[Bounding box prediction data]

'''

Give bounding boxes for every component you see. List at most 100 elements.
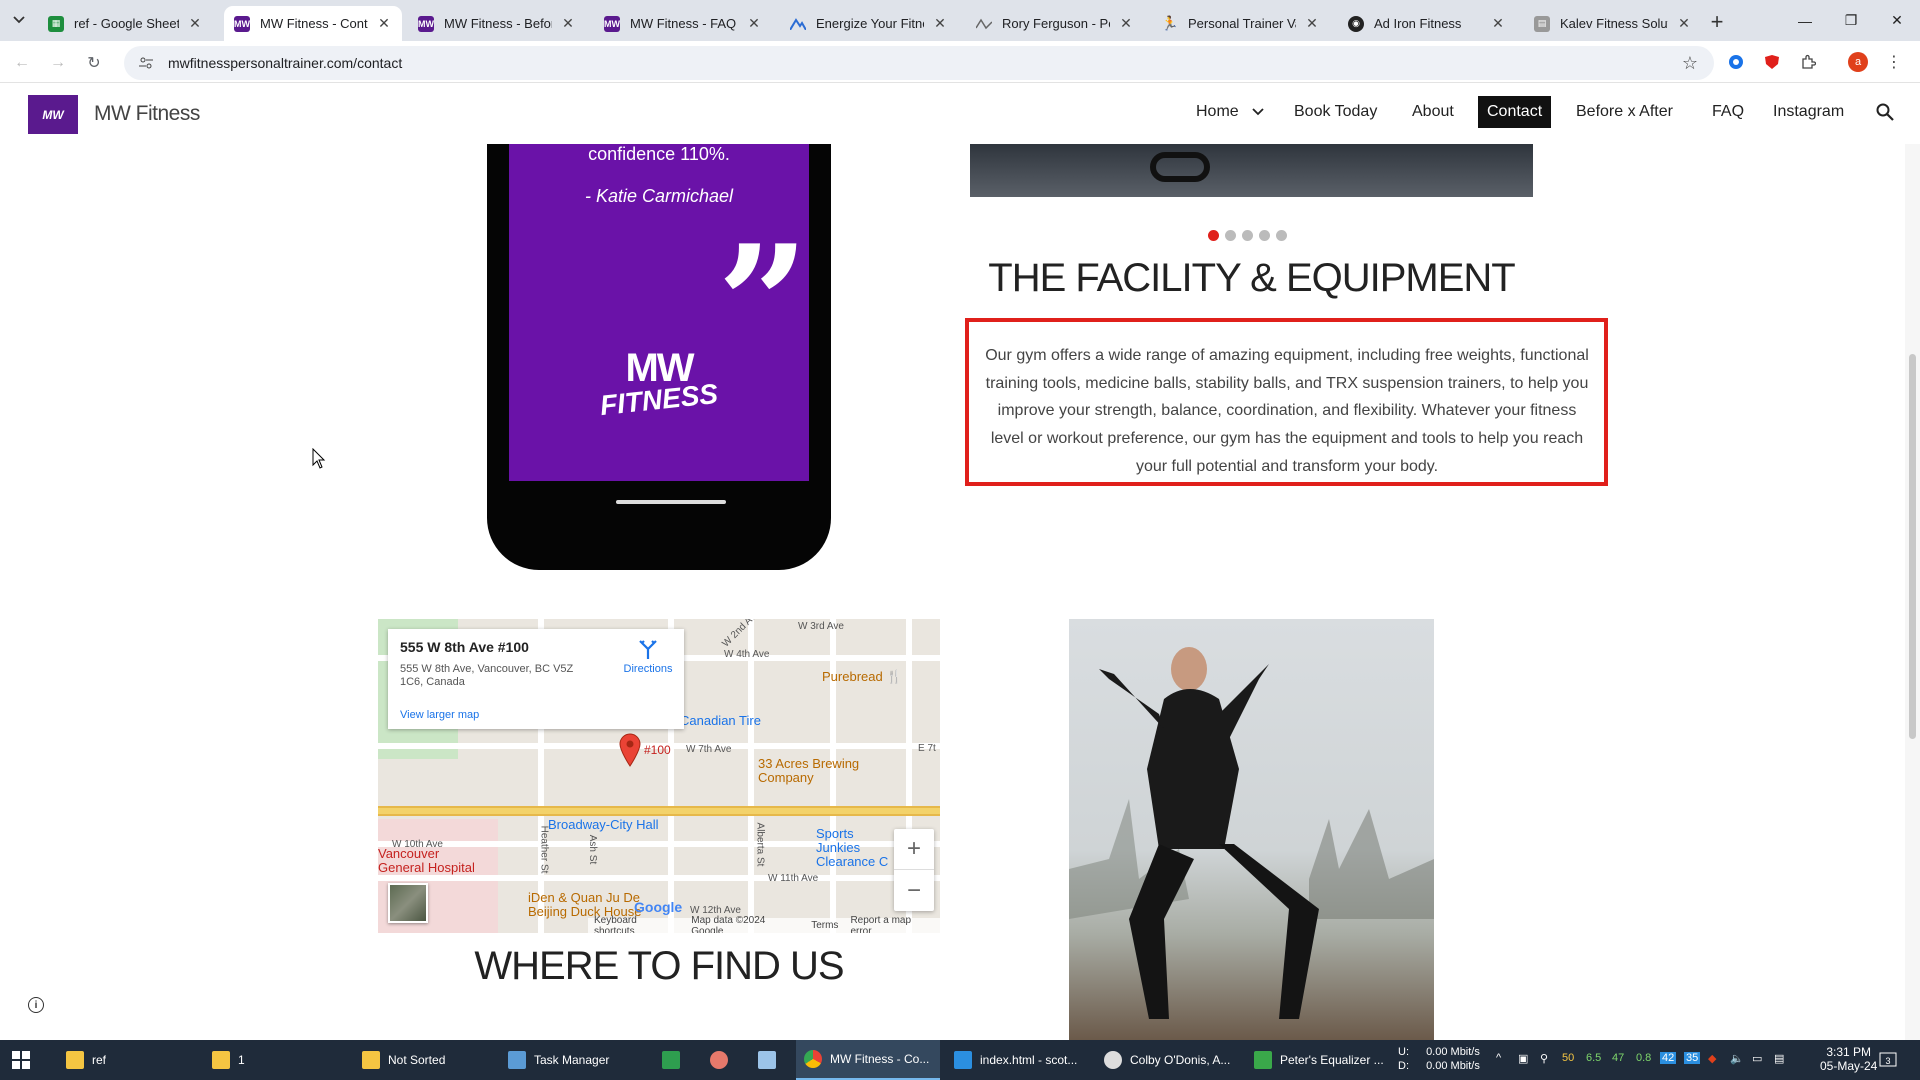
back-button[interactable]: ←: [8, 49, 36, 77]
nav-home[interactable]: Home: [1196, 96, 1239, 128]
close-icon[interactable]: ✕: [560, 15, 576, 32]
tab-label: MW Fitness - FAQ: [630, 16, 737, 31]
screen: ▦ ref - Google Sheets ✕ MW MW Fitness - …: [0, 0, 1920, 1080]
new-tab-button[interactable]: +: [1704, 9, 1730, 35]
close-icon[interactable]: ✕: [187, 15, 203, 32]
nav-instagram[interactable]: Instagram: [1773, 96, 1844, 128]
facility-body: Our gym offers a wide range of amazing e…: [985, 347, 1589, 475]
phone-mockup: gym but now I love it! He has helped my …: [487, 144, 831, 570]
site-header: MW MW Fitness Home Book Today About Cont…: [0, 84, 1920, 144]
notification-center-icon[interactable]: 3: [1878, 1050, 1898, 1070]
bookmark-star-icon[interactable]: ☆: [1682, 53, 1698, 74]
zoom-out-button[interactable]: −: [894, 870, 934, 911]
tab-energize[interactable]: Energize Your Fitness ✕: [780, 6, 958, 41]
nav-faq[interactable]: FAQ: [1712, 96, 1744, 128]
taskbar-item-app[interactable]: [702, 1040, 742, 1080]
tab-mw-before-after[interactable]: MW MW Fitness - Before x After ✕: [408, 6, 586, 41]
equalizer-icon: [1254, 1051, 1272, 1069]
extension-globe-icon[interactable]: [1726, 52, 1746, 72]
extension-shield-icon[interactable]: [1762, 52, 1782, 72]
close-icon[interactable]: ✕: [376, 15, 392, 32]
taskbar-item-not-sorted[interactable]: Not Sorted: [354, 1040, 494, 1080]
profile-avatar[interactable]: a: [1848, 52, 1868, 72]
volume-icon[interactable]: 🔈: [1730, 1052, 1744, 1065]
tray-antivirus-icon[interactable]: ◆: [1708, 1052, 1716, 1065]
minimize-button[interactable]: —: [1782, 0, 1828, 41]
address-bar[interactable]: mwfitnesspersonaltrainer.com/contact ☆: [124, 46, 1714, 80]
facility-title: THE FACILITY & EQUIPMENT: [988, 256, 1515, 300]
carousel-dot-1[interactable]: [1208, 230, 1219, 241]
tab-mw-contact[interactable]: MW MW Fitness - Contact ✕: [224, 6, 402, 41]
battery-icon[interactable]: ▭: [1752, 1052, 1762, 1065]
carousel-dot-2[interactable]: [1225, 230, 1236, 241]
report-map-error-link[interactable]: Report a map error: [850, 915, 934, 934]
reload-button[interactable]: ↻: [80, 49, 108, 77]
tab-rory-ferguson[interactable]: Rory Ferguson - Personal ✕: [966, 6, 1144, 41]
location-pin-icon[interactable]: [618, 733, 642, 767]
taskbar-item-spreadsheet[interactable]: [654, 1040, 694, 1080]
mw-fitness-favicon-icon: MW: [418, 15, 434, 32]
nav-before-after[interactable]: Before x After: [1576, 96, 1673, 128]
tray-value: 0.8: [1636, 1052, 1652, 1064]
nav-contact[interactable]: Contact: [1478, 96, 1552, 128]
directions-button[interactable]: Directions: [618, 639, 678, 675]
extensions-puzzle-icon[interactable]: [1798, 52, 1818, 72]
keyboard-shortcuts-link[interactable]: Keyboard shortcuts: [594, 915, 679, 934]
close-icon[interactable]: ✕: [1118, 15, 1134, 32]
page-scrollbar[interactable]: [1905, 84, 1920, 1040]
restore-button[interactable]: ❐: [1828, 0, 1874, 41]
tab-ad-iron[interactable]: ◉ Ad Iron Fitness ✕: [1338, 6, 1516, 41]
tab-personal-trainer[interactable]: 🏃 Personal Trainer Vancouver ✕: [1152, 6, 1330, 41]
close-window-button[interactable]: ✕: [1874, 0, 1920, 41]
taskbar-item-equalizer[interactable]: Peter's Equalizer ...: [1246, 1040, 1390, 1080]
zoom-in-button[interactable]: +: [894, 829, 934, 870]
taskbar-item-chrome[interactable]: MW Fitness - Co...: [796, 1040, 940, 1080]
close-icon[interactable]: ✕: [1490, 15, 1506, 32]
taskbar-item-ref[interactable]: ref: [58, 1040, 198, 1080]
tab-strip: ▦ ref - Google Sheets ✕ MW MW Fitness - …: [0, 0, 1920, 41]
tab-mw-faq[interactable]: MW MW Fitness - FAQ ✕: [594, 6, 772, 41]
close-icon[interactable]: ✕: [932, 15, 948, 32]
view-larger-map-link[interactable]: View larger map: [400, 709, 479, 721]
site-brand[interactable]: MW Fitness: [94, 102, 200, 126]
taskbar-item-task-manager[interactable]: Task Manager: [500, 1040, 640, 1080]
search-icon[interactable]: [1876, 96, 1894, 128]
close-icon[interactable]: ✕: [1676, 15, 1692, 32]
terms-link[interactable]: Terms: [811, 920, 838, 931]
google-map[interactable]: W 3rd Ave W 4th Ave W 7th Ave W 10th Ave…: [378, 619, 940, 933]
tab-search-button[interactable]: [8, 9, 30, 31]
carousel-dot-3[interactable]: [1242, 230, 1253, 241]
tab-ref-sheets[interactable]: ▦ ref - Google Sheets ✕: [38, 6, 213, 41]
nav-book-today[interactable]: Book Today: [1294, 96, 1377, 128]
site-info-icon[interactable]: [138, 55, 154, 71]
taskbar-item-notepad[interactable]: [750, 1040, 790, 1080]
scrollbar-thumb[interactable]: [1909, 354, 1916, 739]
tray-chevron-icon[interactable]: ^: [1496, 1052, 1501, 1064]
nav-about[interactable]: About: [1412, 96, 1454, 128]
system-clock[interactable]: 3:31 PM 05-May-24: [1820, 1045, 1877, 1073]
close-icon[interactable]: ✕: [1304, 15, 1320, 32]
satellite-toggle[interactable]: [388, 883, 428, 923]
info-icon[interactable]: i: [28, 997, 44, 1013]
map-zoom-control: + −: [894, 829, 934, 911]
street-label: W 7th Ave: [686, 744, 732, 755]
directions-label: Directions: [623, 663, 673, 675]
browser-menu-icon[interactable]: ⋮: [1884, 52, 1904, 72]
taskbar-item-1[interactable]: 1: [204, 1040, 344, 1080]
taskbar-item-vscode[interactable]: index.html - scot...: [946, 1040, 1090, 1080]
nav-home-dropdown-chevron-icon[interactable]: [1252, 96, 1264, 128]
close-icon[interactable]: ✕: [746, 15, 762, 32]
sheets-icon: ▦: [48, 15, 64, 32]
facility-highlight-box: Our gym offers a wide range of amazing e…: [965, 318, 1608, 486]
tray-app-icon[interactable]: ▣: [1518, 1052, 1528, 1065]
carousel-dot-5[interactable]: [1276, 230, 1287, 241]
site-logo[interactable]: MW: [28, 95, 78, 134]
athlete-photo: [1069, 619, 1434, 1040]
tab-kalev[interactable]: ▤ Kalev Fitness Solutions ✕: [1524, 6, 1702, 41]
taskbar-item-media[interactable]: Colby O'Donis, A...: [1096, 1040, 1240, 1080]
windows-start-icon[interactable]: [12, 1051, 30, 1069]
tray-search-icon[interactable]: ⚲: [1540, 1052, 1548, 1065]
carousel-dot-4[interactable]: [1259, 230, 1270, 241]
forward-button[interactable]: →: [44, 49, 72, 77]
network-icon[interactable]: ▤: [1774, 1052, 1784, 1065]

'''

- _Exercise objective_: Lines holding the word "item" are the answer; copy every one from the records above.

- _Exercise result_:
taskbar-item-app[interactable]: [702, 1040, 742, 1080]
taskbar-item-not-sorted[interactable]: Not Sorted: [354, 1040, 494, 1080]
taskbar-item-spreadsheet[interactable]: [654, 1040, 694, 1080]
taskbar-item-equalizer[interactable]: Peter's Equalizer ...: [1246, 1040, 1390, 1080]
taskbar-item-chrome[interactable]: MW Fitness - Co...: [796, 1040, 940, 1080]
taskbar-item-ref[interactable]: ref: [58, 1040, 198, 1080]
taskbar-item-task-manager[interactable]: Task Manager: [500, 1040, 640, 1080]
taskbar-item-notepad[interactable]: [750, 1040, 790, 1080]
taskbar-item-1[interactable]: 1: [204, 1040, 344, 1080]
taskbar-item-vscode[interactable]: index.html - scot...: [946, 1040, 1090, 1080]
taskbar-item-media[interactable]: Colby O'Donis, A...: [1096, 1040, 1240, 1080]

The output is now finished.